Extracts from a graphics dataset:
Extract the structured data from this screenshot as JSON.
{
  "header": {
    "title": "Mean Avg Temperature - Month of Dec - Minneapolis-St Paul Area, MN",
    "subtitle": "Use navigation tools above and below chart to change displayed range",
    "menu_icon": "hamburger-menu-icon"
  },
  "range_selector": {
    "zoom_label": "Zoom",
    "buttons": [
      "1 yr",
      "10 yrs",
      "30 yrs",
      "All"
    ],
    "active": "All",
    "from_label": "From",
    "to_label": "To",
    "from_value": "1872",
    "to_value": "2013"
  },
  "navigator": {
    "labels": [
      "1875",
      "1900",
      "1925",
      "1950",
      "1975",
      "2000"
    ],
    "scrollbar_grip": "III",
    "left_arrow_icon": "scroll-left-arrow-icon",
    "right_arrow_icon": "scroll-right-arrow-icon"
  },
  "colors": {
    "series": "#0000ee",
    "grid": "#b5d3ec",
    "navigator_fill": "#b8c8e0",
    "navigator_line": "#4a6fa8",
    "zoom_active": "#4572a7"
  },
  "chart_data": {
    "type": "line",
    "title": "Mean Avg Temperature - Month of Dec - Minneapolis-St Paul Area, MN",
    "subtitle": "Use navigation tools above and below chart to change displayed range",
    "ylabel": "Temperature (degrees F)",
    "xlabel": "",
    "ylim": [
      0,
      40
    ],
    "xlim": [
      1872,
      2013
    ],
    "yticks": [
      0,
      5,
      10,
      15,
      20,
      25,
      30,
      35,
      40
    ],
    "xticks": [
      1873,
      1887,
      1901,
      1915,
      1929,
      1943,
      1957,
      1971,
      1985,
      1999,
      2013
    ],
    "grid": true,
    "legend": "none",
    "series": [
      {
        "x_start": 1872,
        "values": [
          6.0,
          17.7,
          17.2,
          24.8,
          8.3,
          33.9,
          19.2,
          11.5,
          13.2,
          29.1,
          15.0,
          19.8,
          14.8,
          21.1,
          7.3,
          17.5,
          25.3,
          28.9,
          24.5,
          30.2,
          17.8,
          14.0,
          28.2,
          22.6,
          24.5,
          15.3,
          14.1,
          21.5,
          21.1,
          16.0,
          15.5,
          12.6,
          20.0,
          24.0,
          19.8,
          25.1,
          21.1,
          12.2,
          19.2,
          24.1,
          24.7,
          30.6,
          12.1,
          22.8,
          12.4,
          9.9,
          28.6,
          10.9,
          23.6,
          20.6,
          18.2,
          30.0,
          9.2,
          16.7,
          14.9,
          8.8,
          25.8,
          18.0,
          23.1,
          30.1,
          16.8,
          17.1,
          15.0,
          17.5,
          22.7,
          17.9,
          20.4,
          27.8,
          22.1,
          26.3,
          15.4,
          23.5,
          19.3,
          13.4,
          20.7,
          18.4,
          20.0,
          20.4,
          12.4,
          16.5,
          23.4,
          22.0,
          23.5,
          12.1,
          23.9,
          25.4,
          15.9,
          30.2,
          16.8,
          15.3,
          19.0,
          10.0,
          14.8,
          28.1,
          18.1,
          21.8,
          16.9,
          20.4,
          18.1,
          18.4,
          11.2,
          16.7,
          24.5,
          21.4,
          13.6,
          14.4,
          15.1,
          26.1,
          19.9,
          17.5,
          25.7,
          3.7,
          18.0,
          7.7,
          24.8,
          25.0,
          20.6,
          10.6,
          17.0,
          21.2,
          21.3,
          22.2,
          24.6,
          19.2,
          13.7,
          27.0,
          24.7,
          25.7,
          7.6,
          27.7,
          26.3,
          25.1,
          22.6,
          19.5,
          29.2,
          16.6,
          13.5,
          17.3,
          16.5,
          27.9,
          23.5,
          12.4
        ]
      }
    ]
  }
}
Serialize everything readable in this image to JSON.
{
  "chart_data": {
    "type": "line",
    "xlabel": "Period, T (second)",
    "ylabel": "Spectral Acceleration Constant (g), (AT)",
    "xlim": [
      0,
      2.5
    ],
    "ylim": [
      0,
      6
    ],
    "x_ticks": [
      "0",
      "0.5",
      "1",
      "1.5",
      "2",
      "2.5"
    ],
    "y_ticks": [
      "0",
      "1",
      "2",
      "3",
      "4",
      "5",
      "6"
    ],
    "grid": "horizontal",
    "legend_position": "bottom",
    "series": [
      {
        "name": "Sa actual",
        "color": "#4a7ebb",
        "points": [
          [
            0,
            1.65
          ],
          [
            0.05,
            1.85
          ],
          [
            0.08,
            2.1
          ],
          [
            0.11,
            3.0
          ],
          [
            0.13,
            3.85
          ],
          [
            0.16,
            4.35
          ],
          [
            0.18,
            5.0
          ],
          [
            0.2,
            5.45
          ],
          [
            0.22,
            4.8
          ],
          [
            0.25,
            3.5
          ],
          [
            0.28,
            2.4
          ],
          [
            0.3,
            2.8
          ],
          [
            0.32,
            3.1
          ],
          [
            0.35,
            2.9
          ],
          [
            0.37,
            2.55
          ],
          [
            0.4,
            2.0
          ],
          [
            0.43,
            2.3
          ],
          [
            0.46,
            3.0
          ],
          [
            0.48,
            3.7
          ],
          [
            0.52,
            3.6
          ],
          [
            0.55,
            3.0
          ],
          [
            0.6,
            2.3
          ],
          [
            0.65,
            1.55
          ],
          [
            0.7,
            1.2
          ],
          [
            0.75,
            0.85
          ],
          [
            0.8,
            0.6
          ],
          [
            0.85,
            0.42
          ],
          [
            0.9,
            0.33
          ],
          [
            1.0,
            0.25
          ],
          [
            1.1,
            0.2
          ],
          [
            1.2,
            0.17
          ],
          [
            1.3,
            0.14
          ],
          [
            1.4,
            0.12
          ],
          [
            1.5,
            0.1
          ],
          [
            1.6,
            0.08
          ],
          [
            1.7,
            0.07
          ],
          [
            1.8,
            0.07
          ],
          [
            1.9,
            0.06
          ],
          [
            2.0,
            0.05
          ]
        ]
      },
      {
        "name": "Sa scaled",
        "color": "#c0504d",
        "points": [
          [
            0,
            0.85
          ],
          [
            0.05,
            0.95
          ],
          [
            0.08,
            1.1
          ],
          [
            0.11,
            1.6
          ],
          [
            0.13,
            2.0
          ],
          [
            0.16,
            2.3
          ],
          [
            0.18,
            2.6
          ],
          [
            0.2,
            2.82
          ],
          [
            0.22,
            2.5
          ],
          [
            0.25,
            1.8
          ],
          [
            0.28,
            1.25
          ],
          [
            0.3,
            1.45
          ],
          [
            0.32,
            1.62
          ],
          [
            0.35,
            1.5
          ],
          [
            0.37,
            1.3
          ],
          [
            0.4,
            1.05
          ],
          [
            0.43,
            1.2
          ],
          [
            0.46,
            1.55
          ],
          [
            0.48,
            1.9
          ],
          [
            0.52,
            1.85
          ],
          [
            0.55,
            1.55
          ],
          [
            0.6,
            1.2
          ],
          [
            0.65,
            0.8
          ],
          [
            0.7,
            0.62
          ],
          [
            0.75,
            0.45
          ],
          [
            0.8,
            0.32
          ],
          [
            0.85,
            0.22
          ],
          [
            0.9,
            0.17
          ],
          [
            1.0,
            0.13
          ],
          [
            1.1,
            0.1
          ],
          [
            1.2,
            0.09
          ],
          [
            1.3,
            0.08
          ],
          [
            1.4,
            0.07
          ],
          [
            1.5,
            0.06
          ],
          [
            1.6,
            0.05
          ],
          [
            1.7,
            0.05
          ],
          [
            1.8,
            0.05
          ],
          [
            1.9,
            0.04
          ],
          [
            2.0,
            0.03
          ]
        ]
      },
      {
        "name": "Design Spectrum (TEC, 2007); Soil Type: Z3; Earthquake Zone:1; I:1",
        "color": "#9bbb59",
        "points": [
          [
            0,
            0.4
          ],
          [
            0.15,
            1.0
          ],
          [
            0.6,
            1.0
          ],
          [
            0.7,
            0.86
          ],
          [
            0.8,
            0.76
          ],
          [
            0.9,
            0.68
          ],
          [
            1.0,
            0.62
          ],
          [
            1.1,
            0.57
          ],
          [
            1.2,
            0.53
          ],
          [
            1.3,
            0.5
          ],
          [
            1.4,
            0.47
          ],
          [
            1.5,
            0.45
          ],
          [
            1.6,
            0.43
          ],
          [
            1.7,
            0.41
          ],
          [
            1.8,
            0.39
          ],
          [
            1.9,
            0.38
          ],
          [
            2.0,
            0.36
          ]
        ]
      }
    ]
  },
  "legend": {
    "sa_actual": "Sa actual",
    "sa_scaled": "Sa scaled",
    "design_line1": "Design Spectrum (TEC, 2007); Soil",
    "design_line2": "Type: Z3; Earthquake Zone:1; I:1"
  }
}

• _EXERCISE DIRECTIONS_
Examine the records and pull out every line where the string "Zone" occurs.

• _REPLY TO THE EXERCISE_
        "name": "Design Spectrum (TEC, 2007); Soil Type: Z3; Earthquake Zone:1; I:1",
    "design_line2": "Type: Z3; Earthquake Zone:1; I:1"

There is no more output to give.